====== DATA PROVIDED ======

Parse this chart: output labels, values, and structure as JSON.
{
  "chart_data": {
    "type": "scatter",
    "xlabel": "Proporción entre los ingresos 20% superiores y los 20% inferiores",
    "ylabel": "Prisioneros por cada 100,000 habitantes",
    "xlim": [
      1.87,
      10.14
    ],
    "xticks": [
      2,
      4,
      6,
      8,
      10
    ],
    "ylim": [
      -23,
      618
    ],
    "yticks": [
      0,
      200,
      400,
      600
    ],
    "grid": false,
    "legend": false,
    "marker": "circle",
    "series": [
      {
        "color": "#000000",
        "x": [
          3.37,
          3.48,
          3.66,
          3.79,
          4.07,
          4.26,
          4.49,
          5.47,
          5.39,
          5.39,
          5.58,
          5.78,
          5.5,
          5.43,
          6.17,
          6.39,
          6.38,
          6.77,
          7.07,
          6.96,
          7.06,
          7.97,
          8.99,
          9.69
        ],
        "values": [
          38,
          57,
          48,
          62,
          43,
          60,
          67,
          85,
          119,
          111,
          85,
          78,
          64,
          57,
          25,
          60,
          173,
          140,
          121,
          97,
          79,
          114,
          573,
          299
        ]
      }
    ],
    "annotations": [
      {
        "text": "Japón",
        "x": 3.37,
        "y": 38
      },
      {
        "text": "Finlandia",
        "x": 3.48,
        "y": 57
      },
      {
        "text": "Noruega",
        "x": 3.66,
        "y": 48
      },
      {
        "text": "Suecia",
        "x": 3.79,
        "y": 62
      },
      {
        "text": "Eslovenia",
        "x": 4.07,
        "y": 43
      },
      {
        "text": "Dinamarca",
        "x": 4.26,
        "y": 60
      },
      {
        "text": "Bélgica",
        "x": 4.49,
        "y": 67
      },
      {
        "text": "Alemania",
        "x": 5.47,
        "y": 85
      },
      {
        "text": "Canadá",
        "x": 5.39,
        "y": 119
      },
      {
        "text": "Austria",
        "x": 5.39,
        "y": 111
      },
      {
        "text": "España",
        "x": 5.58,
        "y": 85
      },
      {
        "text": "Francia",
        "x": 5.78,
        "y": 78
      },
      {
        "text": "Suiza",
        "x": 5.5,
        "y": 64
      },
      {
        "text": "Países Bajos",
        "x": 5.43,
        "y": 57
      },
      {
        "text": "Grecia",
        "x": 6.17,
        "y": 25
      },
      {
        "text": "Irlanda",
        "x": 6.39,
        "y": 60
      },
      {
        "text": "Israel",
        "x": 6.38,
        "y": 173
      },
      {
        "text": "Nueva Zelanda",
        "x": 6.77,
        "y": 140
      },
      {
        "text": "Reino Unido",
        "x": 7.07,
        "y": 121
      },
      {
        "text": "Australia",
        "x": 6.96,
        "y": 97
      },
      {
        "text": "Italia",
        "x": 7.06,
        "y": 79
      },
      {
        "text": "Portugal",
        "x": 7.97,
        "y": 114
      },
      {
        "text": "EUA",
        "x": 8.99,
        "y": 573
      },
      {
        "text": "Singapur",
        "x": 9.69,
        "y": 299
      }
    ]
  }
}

======

(PROMPT) Retype the listing exactly, in full.

(REPLY)
Parse this chart: output labels, values, and structure as JSON.
{
  "chart_data": {
    "type": "scatter",
    "xlabel": "Proporción entre los ingresos 20% superiores y los 20% inferiores",
    "ylabel": "Prisioneros por cada 100,000 habitantes",
    "xlim": [
      1.87,
      10.14
    ],
    "xticks": [
      2,
      4,
      6,
      8,
      10
    ],
    "ylim": [
      -23,
      618
    ],
    "yticks": [
      0,
      200,
      400,
      600
    ],
    "grid": false,
    "legend": false,
    "marker": "circle",
    "series": [
      {
        "color": "#000000",
        "x": [
          3.37,
          3.48,
          3.66,
          3.79,
          4.07,
          4.26,
          4.49,
          5.47,
          5.39,
          5.39,
          5.58,
          5.78,
          5.5,
          5.43,
          6.17,
          6.39,
          6.38,
          6.77,
          7.07,
          6.96,
          7.06,
          7.97,
          8.99,
          9.69
        ],
        "values": [
          38,
          57,
          48,
          62,
          43,
          60,
          67,
          85,
          119,
          111,
          85,
          78,
          64,
          57,
          25,
          60,
          173,
          140,
          121,
          97,
          79,
          114,
          573,
          299
        ]
      }
    ],
    "annotations": [
      {
        "text": "Japón",
        "x": 3.37,
        "y": 38
      },
      {
        "text": "Finlandia",
        "x": 3.48,
        "y": 57
      },
      {
        "text": "Noruega",
        "x": 3.66,
        "y": 48
      },
      {
        "text": "Suecia",
        "x": 3.79,
        "y": 62
      },
      {
        "text": "Eslovenia",
        "x": 4.07,
        "y": 43
      },
      {
        "text": "Dinamarca",
        "x": 4.26,
        "y": 60
      },
      {
        "text": "Bélgica",
        "x": 4.49,
        "y": 67
      },
      {
        "text": "Alemania",
        "x": 5.47,
        "y": 85
      },
      {
        "text": "Canadá",
        "x": 5.39,
        "y": 119
      },
      {
        "text": "Austria",
        "x": 5.39,
        "y": 111
      },
      {
        "text": "España",
        "x": 5.58,
        "y": 85
      },
      {
        "text": "Francia",
        "x": 5.78,
        "y": 78
      },
      {
        "text": "Suiza",
        "x": 5.5,
        "y": 64
      },
      {
        "text": "Países Bajos",
        "x": 5.43,
        "y": 57
      },
      {
        "text": "Grecia",
        "x": 6.17,
        "y": 25
      },
      {
        "text": "Irlanda",
        "x": 6.39,
        "y": 60
      },
      {
        "text": "Israel",
        "x": 6.38,
        "y": 173
      },
      {
        "text": "Nueva Zelanda",
        "x": 6.77,
        "y": 140
      },
      {
        "text": "Reino Unido",
        "x": 7.07,
        "y": 121
      },
      {
        "text": "Australia",
        "x": 6.96,
        "y": 97
      },
      {
        "text": "Italia",
        "x": 7.06,
        "y": 79
      },
      {
        "text": "Portugal",
        "x": 7.97,
        "y": 114
      },
      {
        "text": "EUA",
        "x": 8.99,
        "y": 573
      },
      {
        "text": "Singapur",
        "x": 9.69,
        "y": 299
      }
    ]
  }
}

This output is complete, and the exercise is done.